Saved entries:

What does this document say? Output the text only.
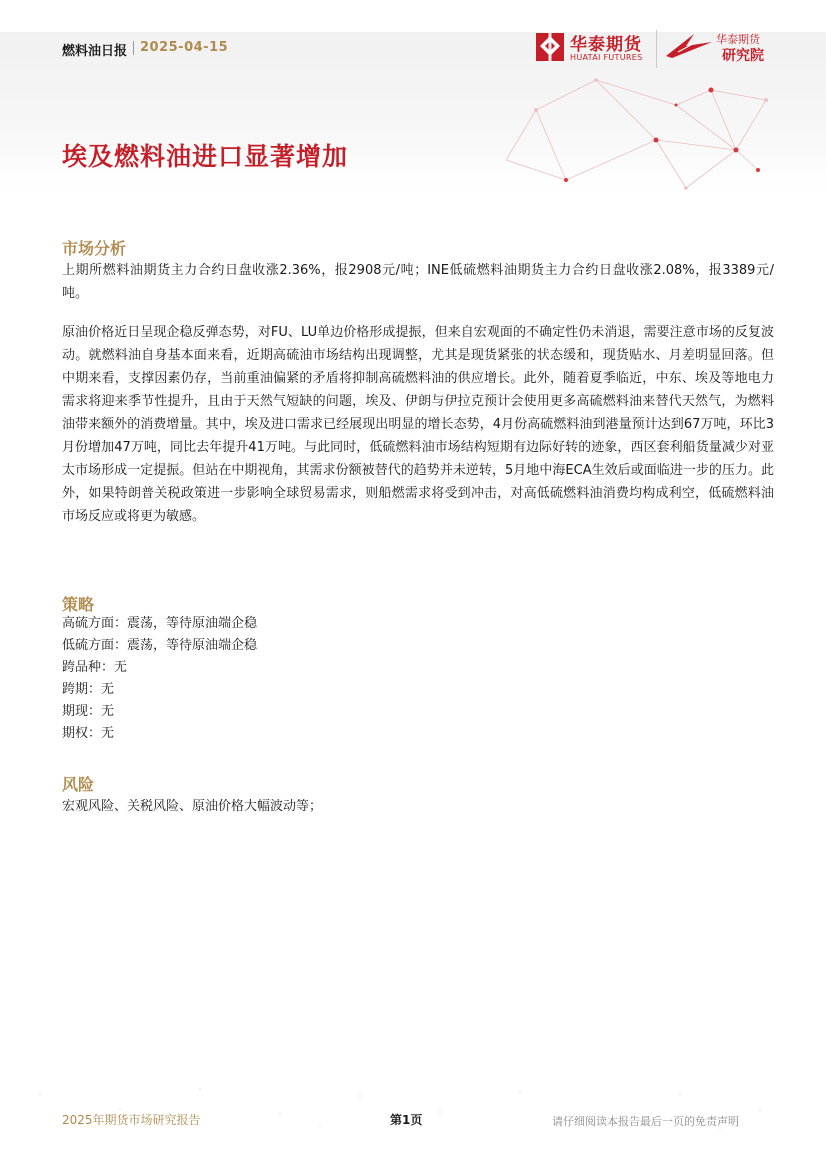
燃料油日报 2025-04-15	华泰期货
HUATAI FUTURES
华泰期货
研究院
埃及燃料油进口显著增加
市场分析
上期所燃料油期货主力合约日盘收涨2.36%，报2908元/吨；INE低硫燃料油期货主力合约日盘收涨2.08%，报3389元/吨。
原油价格近日呈现企稳反弹态势，对FU、LU单边价格形成提振，但来自宏观面的不确定性仍未消退，需要注意市场的反复波动。就燃料油自身基本面来看，近期高硫油市场结构出现调整，尤其是现货紧张的状态缓和，现货贴水、月差明显回落。但中期来看，支撑因素仍存，当前重油偏紧的矛盾将抑制高硫燃料油的供应增长。此外，随着夏季临近，中东、埃及等地电力需求将迎来季节性提升，且由于天然气短缺的问题，埃及、伊朗与伊拉克预计会使用更多高硫燃料油来替代天然气，为燃料油带来额外的消费增量。其中，埃及进口需求已经展现出明显的增长态势，4月份高硫燃料油到港量预计达到67万吨，环比3月份增加47万吨，同比去年提升41万吨。与此同时，低硫燃料油市场结构短期有边际好转的迹象，西区套利船货量减少对亚太市场形成一定提振。但站在中期视角，其需求份额被替代的趋势并未逆转，5月地中海ECA生效后或面临进一步的压力。此外，如果特朗普关税政策进一步影响全球贸易需求，则船燃需求将受到冲击，对高低硫燃料油消费均构成利空，低硫燃料油市场反应或将更为敏感。
策略
高硫方面：震荡，等待原油端企稳
低硫方面：震荡，等待原油端企稳
跨品种：无
跨期：无
期现：无
期权：无
风险
宏观风险、关税风险、原油价格大幅波动等；
2025年期货市场研究报告	第1页	请仔细阅读本报告最后一页的免责声明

REQUIREMENTS:
Transcribe the records above exactly, omitting every picture they contain.

SOLUTION TO THE EXERCISE:
What does this document say? Output the text only.
燃料油日报 2025-04-15	华泰期货
HUATAI FUTURES
华泰期货
研究院
埃及燃料油进口显著增加
市场分析
上期所燃料油期货主力合约日盘收涨2.36%，报2908元/吨；INE低硫燃料油期货主力合约日盘收涨2.08%，报3389元/吨。
原油价格近日呈现企稳反弹态势，对FU、LU单边价格形成提振，但来自宏观面的不确定性仍未消退，需要注意市场的反复波动。就燃料油自身基本面来看，近期高硫油市场结构出现调整，尤其是现货紧张的状态缓和，现货贴水、月差明显回落。但中期来看，支撑因素仍存，当前重油偏紧的矛盾将抑制高硫燃料油的供应增长。此外，随着夏季临近，中东、埃及等地电力需求将迎来季节性提升，且由于天然气短缺的问题，埃及、伊朗与伊拉克预计会使用更多高硫燃料油来替代天然气，为燃料油带来额外的消费增量。其中，埃及进口需求已经展现出明显的增长态势，4月份高硫燃料油到港量预计达到67万吨，环比3月份增加47万吨，同比去年提升41万吨。与此同时，低硫燃料油市场结构短期有边际好转的迹象，西区套利船货量减少对亚太市场形成一定提振。但站在中期视角，其需求份额被替代的趋势并未逆转，5月地中海ECA生效后或面临进一步的压力。此外，如果特朗普关税政策进一步影响全球贸易需求，则船燃需求将受到冲击，对高低硫燃料油消费均构成利空，低硫燃料油市场反应或将更为敏感。
策略
高硫方面：震荡，等待原油端企稳
低硫方面：震荡，等待原油端企稳
跨品种：无
跨期：无
期现：无
期权：无
风险
宏观风险、关税风险、原油价格大幅波动等；
2025年期货市场研究报告	第1页	请仔细阅读本报告最后一页的免责声明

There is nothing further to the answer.